### The request
Work through the data and report how many lines include the string "color", giving the number alone.

### Records shown
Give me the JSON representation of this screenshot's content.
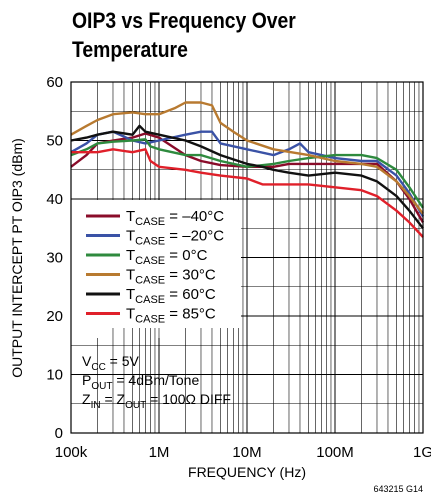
{
  "chart_data": {
    "type": "line",
    "title_lines": [
      "OIP3 vs Frequency Over",
      "Temperature"
    ],
    "xlabel": "FREQUENCY (Hz)",
    "ylabel": "OUTPUT INTERCEPT PT OIP3 (dBm)",
    "xscale": "log",
    "xlim": [
      100000,
      1000000000
    ],
    "ylim": [
      0,
      60
    ],
    "xticks": [
      {
        "value": 100000,
        "label": "100k"
      },
      {
        "value": 1000000,
        "label": "1M"
      },
      {
        "value": 10000000,
        "label": "10M"
      },
      {
        "value": 100000000,
        "label": "100M"
      },
      {
        "value": 1000000000,
        "label": "1G"
      }
    ],
    "yticks": [
      0,
      10,
      20,
      30,
      40,
      50,
      60
    ],
    "grid": true,
    "legend_position": "left",
    "series": [
      {
        "label_main": "T",
        "label_sub": "CASE",
        "label_rest": " = –40°C",
        "color": "#8a0c2a",
        "x": [
          100000,
          150000,
          200000,
          300000,
          500000,
          700000,
          1000000,
          2000000,
          3000000,
          5000000,
          10000000,
          20000000,
          30000000,
          50000000,
          100000000,
          200000000,
          300000000,
          500000000,
          700000000,
          1000000000
        ],
        "y": [
          45.5,
          47.5,
          49.5,
          50.0,
          50.5,
          51.2,
          50.5,
          47.5,
          46.5,
          45.8,
          45.5,
          45.5,
          46.0,
          46.0,
          46.0,
          46.0,
          46.0,
          43.0,
          40.0,
          36.0
        ]
      },
      {
        "label_main": "T",
        "label_sub": "CASE",
        "label_rest": " = –20°C",
        "color": "#3a52a6",
        "x": [
          100000,
          150000,
          200000,
          300000,
          500000,
          700000,
          1000000,
          2000000,
          3000000,
          4000000,
          5000000,
          10000000,
          20000000,
          30000000,
          40000000,
          50000000,
          100000000,
          200000000,
          300000000,
          500000000,
          700000000,
          1000000000
        ],
        "y": [
          48.0,
          49.5,
          51.0,
          51.5,
          50.0,
          49.5,
          50.0,
          51.0,
          51.5,
          51.5,
          49.5,
          48.5,
          47.5,
          48.5,
          49.5,
          48.0,
          47.0,
          46.5,
          46.5,
          44.0,
          41.0,
          37.0
        ]
      },
      {
        "label_main": "T",
        "label_sub": "CASE",
        "label_rest": " = 0°C",
        "color": "#2e8a3e",
        "x": [
          100000,
          150000,
          200000,
          300000,
          500000,
          700000,
          800000,
          1000000,
          2000000,
          3000000,
          5000000,
          10000000,
          20000000,
          30000000,
          50000000,
          100000000,
          200000000,
          300000000,
          500000000,
          700000000,
          1000000000
        ],
        "y": [
          47.5,
          48.5,
          49.5,
          49.8,
          50.0,
          50.2,
          49.0,
          48.5,
          47.5,
          47.5,
          46.5,
          45.5,
          46.0,
          46.5,
          47.0,
          47.5,
          47.5,
          47.0,
          45.0,
          42.0,
          38.5
        ]
      },
      {
        "label_main": "T",
        "label_sub": "CASE",
        "label_rest": " = 30°C",
        "color": "#b87a30",
        "x": [
          100000,
          150000,
          200000,
          300000,
          500000,
          700000,
          1000000,
          1500000,
          2000000,
          3000000,
          4000000,
          5000000,
          7000000,
          10000000,
          20000000,
          50000000,
          100000000,
          200000000,
          300000000,
          500000000,
          700000000,
          1000000000
        ],
        "y": [
          51.0,
          52.5,
          53.5,
          54.5,
          54.8,
          54.5,
          54.5,
          55.5,
          56.5,
          56.5,
          56.0,
          53.0,
          51.5,
          50.0,
          48.5,
          47.5,
          46.5,
          46.0,
          45.5,
          43.0,
          40.5,
          37.5
        ]
      },
      {
        "label_main": "T",
        "label_sub": "CASE",
        "label_rest": " = 60°C",
        "color": "#111111",
        "x": [
          100000,
          150000,
          200000,
          300000,
          500000,
          600000,
          700000,
          1000000,
          2000000,
          3000000,
          5000000,
          10000000,
          15000000,
          20000000,
          30000000,
          50000000,
          100000000,
          200000000,
          300000000,
          500000000,
          700000000,
          1000000000
        ],
        "y": [
          50.0,
          50.5,
          51.0,
          51.5,
          51.0,
          52.5,
          51.5,
          51.0,
          50.0,
          49.0,
          47.5,
          46.0,
          45.5,
          45.0,
          44.5,
          44.0,
          44.5,
          44.0,
          43.0,
          40.5,
          38.0,
          35.0
        ]
      },
      {
        "label_main": "T",
        "label_sub": "CASE",
        "label_rest": " = 85°C",
        "color": "#e0202a",
        "x": [
          100000,
          150000,
          200000,
          300000,
          500000,
          700000,
          800000,
          1000000,
          2000000,
          3000000,
          5000000,
          10000000,
          15000000,
          20000000,
          30000000,
          50000000,
          100000000,
          200000000,
          300000000,
          500000000,
          700000000,
          1000000000
        ],
        "y": [
          48.0,
          48.0,
          48.0,
          48.5,
          48.0,
          48.5,
          46.5,
          45.5,
          45.0,
          44.5,
          44.0,
          43.5,
          42.5,
          42.5,
          42.5,
          42.5,
          42.0,
          41.5,
          40.5,
          38.0,
          36.0,
          33.5
        ]
      }
    ]
  },
  "conditions": [
    {
      "main": "V",
      "sub": "CC",
      "rest": " = 5V"
    },
    {
      "main": "P",
      "sub": "OUT",
      "rest": " = 4dBm/Tone"
    },
    {
      "main": "Z",
      "sub": "IN",
      "rest": " = Z",
      "sub2": "OUT",
      "rest2": " = 100Ω DIFF"
    }
  ],
  "figure_id": "643215 G14"
}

### Task response
6